[Collection entries]

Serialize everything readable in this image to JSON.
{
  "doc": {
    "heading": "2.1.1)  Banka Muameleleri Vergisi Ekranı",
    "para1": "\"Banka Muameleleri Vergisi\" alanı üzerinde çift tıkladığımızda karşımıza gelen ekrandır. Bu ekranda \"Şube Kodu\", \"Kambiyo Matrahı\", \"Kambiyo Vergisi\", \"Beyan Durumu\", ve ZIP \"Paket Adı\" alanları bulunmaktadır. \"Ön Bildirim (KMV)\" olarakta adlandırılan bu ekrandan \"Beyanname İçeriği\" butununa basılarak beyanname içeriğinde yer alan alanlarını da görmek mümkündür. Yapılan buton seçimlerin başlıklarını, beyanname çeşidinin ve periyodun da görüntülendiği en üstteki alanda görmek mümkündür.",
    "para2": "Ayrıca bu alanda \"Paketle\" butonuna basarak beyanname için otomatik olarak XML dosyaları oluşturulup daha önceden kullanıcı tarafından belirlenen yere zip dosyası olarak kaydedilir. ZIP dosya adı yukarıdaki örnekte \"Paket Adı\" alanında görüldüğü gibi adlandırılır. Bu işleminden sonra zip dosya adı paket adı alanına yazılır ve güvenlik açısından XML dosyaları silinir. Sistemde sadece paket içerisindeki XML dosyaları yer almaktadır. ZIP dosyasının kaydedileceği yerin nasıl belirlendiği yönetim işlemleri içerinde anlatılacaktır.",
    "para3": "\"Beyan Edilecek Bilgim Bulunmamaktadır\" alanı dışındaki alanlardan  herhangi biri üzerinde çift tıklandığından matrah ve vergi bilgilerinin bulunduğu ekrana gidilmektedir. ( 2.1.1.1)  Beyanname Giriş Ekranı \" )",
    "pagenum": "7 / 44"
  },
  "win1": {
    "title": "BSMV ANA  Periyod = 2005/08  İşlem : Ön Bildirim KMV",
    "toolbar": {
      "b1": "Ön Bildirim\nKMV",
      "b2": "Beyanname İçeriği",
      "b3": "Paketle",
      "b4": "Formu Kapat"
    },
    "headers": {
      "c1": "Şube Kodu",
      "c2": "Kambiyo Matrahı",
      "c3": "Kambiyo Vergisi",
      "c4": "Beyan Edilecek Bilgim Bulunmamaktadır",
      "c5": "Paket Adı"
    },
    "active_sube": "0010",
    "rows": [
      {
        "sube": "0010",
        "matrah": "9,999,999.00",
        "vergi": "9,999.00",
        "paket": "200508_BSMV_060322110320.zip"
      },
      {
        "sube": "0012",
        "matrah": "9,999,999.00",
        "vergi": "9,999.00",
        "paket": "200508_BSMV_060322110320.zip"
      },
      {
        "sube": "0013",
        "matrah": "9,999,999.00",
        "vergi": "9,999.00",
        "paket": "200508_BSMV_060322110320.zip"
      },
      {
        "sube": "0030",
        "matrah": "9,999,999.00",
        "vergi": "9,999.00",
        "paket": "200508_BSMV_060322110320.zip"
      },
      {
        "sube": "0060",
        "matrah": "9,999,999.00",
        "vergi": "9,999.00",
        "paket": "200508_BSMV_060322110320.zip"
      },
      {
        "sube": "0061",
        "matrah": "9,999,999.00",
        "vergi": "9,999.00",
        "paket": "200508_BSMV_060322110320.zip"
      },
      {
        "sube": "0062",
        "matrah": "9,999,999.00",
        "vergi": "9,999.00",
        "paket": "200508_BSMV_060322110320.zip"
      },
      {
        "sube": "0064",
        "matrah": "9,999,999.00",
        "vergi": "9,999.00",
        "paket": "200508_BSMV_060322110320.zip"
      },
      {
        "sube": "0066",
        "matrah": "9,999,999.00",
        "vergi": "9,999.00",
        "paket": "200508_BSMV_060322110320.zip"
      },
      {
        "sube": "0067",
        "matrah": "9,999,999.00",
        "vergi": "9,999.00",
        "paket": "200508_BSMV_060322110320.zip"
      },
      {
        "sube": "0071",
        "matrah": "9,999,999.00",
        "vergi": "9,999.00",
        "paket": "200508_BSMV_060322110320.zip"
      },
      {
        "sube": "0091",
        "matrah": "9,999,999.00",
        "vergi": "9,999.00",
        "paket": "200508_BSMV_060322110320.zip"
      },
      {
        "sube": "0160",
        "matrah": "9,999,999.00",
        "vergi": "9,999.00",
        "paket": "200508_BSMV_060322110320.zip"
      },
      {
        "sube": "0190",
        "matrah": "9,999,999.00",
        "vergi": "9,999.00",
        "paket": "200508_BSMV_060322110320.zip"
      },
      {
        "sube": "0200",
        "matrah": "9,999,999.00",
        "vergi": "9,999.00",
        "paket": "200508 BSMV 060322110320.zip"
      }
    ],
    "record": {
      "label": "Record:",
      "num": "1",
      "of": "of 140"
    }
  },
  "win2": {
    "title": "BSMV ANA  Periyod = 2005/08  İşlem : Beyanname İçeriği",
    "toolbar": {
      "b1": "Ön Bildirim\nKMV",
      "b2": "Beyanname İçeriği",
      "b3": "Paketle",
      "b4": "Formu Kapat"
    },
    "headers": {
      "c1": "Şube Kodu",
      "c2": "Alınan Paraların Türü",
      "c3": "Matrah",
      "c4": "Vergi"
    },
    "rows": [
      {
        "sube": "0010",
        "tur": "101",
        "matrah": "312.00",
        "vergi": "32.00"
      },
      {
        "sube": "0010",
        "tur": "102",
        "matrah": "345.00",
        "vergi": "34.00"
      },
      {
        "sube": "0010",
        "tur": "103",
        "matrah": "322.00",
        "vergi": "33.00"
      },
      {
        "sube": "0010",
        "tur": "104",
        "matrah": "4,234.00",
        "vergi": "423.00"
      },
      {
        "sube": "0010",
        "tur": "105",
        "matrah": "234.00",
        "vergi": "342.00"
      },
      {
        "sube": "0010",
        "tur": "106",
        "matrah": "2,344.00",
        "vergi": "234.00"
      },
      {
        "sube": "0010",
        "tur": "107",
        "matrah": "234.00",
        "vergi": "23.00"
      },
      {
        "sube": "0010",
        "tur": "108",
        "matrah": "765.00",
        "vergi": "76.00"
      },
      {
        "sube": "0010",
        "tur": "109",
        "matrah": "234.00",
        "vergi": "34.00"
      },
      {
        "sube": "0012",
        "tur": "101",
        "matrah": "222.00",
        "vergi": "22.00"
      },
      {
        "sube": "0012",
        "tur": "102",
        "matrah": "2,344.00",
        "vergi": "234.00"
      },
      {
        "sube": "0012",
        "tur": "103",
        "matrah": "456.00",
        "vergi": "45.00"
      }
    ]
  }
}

[Task directions] Each entry is to be returned in full, character for character.

[Exercise response]
Serialize everything readable in this image to JSON.
{
  "doc": {
    "heading": "2.1.1)  Banka Muameleleri Vergisi Ekranı",
    "para1": "\"Banka Muameleleri Vergisi\" alanı üzerinde çift tıkladığımızda karşımıza gelen ekrandır. Bu ekranda \"Şube Kodu\", \"Kambiyo Matrahı\", \"Kambiyo Vergisi\", \"Beyan Durumu\", ve ZIP \"Paket Adı\" alanları bulunmaktadır. \"Ön Bildirim (KMV)\" olarakta adlandırılan bu ekrandan \"Beyanname İçeriği\" butununa basılarak beyanname içeriğinde yer alan alanlarını da görmek mümkündür. Yapılan buton seçimlerin başlıklarını, beyanname çeşidinin ve periyodun da görüntülendiği en üstteki alanda görmek mümkündür.",
    "para2": "Ayrıca bu alanda \"Paketle\" butonuna basarak beyanname için otomatik olarak XML dosyaları oluşturulup daha önceden kullanıcı tarafından belirlenen yere zip dosyası olarak kaydedilir. ZIP dosya adı yukarıdaki örnekte \"Paket Adı\" alanında görüldüğü gibi adlandırılır. Bu işleminden sonra zip dosya adı paket adı alanına yazılır ve güvenlik açısından XML dosyaları silinir. Sistemde sadece paket içerisindeki XML dosyaları yer almaktadır. ZIP dosyasının kaydedileceği yerin nasıl belirlendiği yönetim işlemleri içerinde anlatılacaktır.",
    "para3": "\"Beyan Edilecek Bilgim Bulunmamaktadır\" alanı dışındaki alanlardan  herhangi biri üzerinde çift tıklandığından matrah ve vergi bilgilerinin bulunduğu ekrana gidilmektedir. ( 2.1.1.1)  Beyanname Giriş Ekranı \" )",
    "pagenum": "7 / 44"
  },
  "win1": {
    "title": "BSMV ANA  Periyod = 2005/08  İşlem : Ön Bildirim KMV",
    "toolbar": {
      "b1": "Ön Bildirim\nKMV",
      "b2": "Beyanname İçeriği",
      "b3": "Paketle",
      "b4": "Formu Kapat"
    },
    "headers": {
      "c1": "Şube Kodu",
      "c2": "Kambiyo Matrahı",
      "c3": "Kambiyo Vergisi",
      "c4": "Beyan Edilecek Bilgim Bulunmamaktadır",
      "c5": "Paket Adı"
    },
    "active_sube": "0010",
    "rows": [
      {
        "sube": "0010",
        "matrah": "9,999,999.00",
        "vergi": "9,999.00",
        "paket": "200508_BSMV_060322110320.zip"
      },
      {
        "sube": "0012",
        "matrah": "9,999,999.00",
        "vergi": "9,999.00",
        "paket": "200508_BSMV_060322110320.zip"
      },
      {
        "sube": "0013",
        "matrah": "9,999,999.00",
        "vergi": "9,999.00",
        "paket": "200508_BSMV_060322110320.zip"
      },
      {
        "sube": "0030",
        "matrah": "9,999,999.00",
        "vergi": "9,999.00",
        "paket": "200508_BSMV_060322110320.zip"
      },
      {
        "sube": "0060",
        "matrah": "9,999,999.00",
        "vergi": "9,999.00",
        "paket": "200508_BSMV_060322110320.zip"
      },
      {
        "sube": "0061",
        "matrah": "9,999,999.00",
        "vergi": "9,999.00",
        "paket": "200508_BSMV_060322110320.zip"
      },
      {
        "sube": "0062",
        "matrah": "9,999,999.00",
        "vergi": "9,999.00",
        "paket": "200508_BSMV_060322110320.zip"
      },
      {
        "sube": "0064",
        "matrah": "9,999,999.00",
        "vergi": "9,999.00",
        "paket": "200508_BSMV_060322110320.zip"
      },
      {
        "sube": "0066",
        "matrah": "9,999,999.00",
        "vergi": "9,999.00",
        "paket": "200508_BSMV_060322110320.zip"
      },
      {
        "sube": "0067",
        "matrah": "9,999,999.00",
        "vergi": "9,999.00",
        "paket": "200508_BSMV_060322110320.zip"
      },
      {
        "sube": "0071",
        "matrah": "9,999,999.00",
        "vergi": "9,999.00",
        "paket": "200508_BSMV_060322110320.zip"
      },
      {
        "sube": "0091",
        "matrah": "9,999,999.00",
        "vergi": "9,999.00",
        "paket": "200508_BSMV_060322110320.zip"
      },
      {
        "sube": "0160",
        "matrah": "9,999,999.00",
        "vergi": "9,999.00",
        "paket": "200508_BSMV_060322110320.zip"
      },
      {
        "sube": "0190",
        "matrah": "9,999,999.00",
        "vergi": "9,999.00",
        "paket": "200508_BSMV_060322110320.zip"
      },
      {
        "sube": "0200",
        "matrah": "9,999,999.00",
        "vergi": "9,999.00",
        "paket": "200508 BSMV 060322110320.zip"
      }
    ],
    "record": {
      "label": "Record:",
      "num": "1",
      "of": "of 140"
    }
  },
  "win2": {
    "title": "BSMV ANA  Periyod = 2005/08  İşlem : Beyanname İçeriği",
    "toolbar": {
      "b1": "Ön Bildirim\nKMV",
      "b2": "Beyanname İçeriği",
      "b3": "Paketle",
      "b4": "Formu Kapat"
    },
    "headers": {
      "c1": "Şube Kodu",
      "c2": "Alınan Paraların Türü",
      "c3": "Matrah",
      "c4": "Vergi"
    },
    "rows": [
      {
        "sube": "0010",
        "tur": "101",
        "matrah": "312.00",
        "vergi": "32.00"
      },
      {
        "sube": "0010",
        "tur": "102",
        "matrah": "345.00",
        "vergi": "34.00"
      },
      {
        "sube": "0010",
        "tur": "103",
        "matrah": "322.00",
        "vergi": "33.00"
      },
      {
        "sube": "0010",
        "tur": "104",
        "matrah": "4,234.00",
        "vergi": "423.00"
      },
      {
        "sube": "0010",
        "tur": "105",
        "matrah": "234.00",
        "vergi": "342.00"
      },
      {
        "sube": "0010",
        "tur": "106",
        "matrah": "2,344.00",
        "vergi": "234.00"
      },
      {
        "sube": "0010",
        "tur": "107",
        "matrah": "234.00",
        "vergi": "23.00"
      },
      {
        "sube": "0010",
        "tur": "108",
        "matrah": "765.00",
        "vergi": "76.00"
      },
      {
        "sube": "0010",
        "tur": "109",
        "matrah": "234.00",
        "vergi": "34.00"
      },
      {
        "sube": "0012",
        "tur": "101",
        "matrah": "222.00",
        "vergi": "22.00"
      },
      {
        "sube": "0012",
        "tur": "102",
        "matrah": "2,344.00",
        "vergi": "234.00"
      },
      {
        "sube": "0012",
        "tur": "103",
        "matrah": "456.00",
        "vergi": "45.00"
      }
    ]
  }
}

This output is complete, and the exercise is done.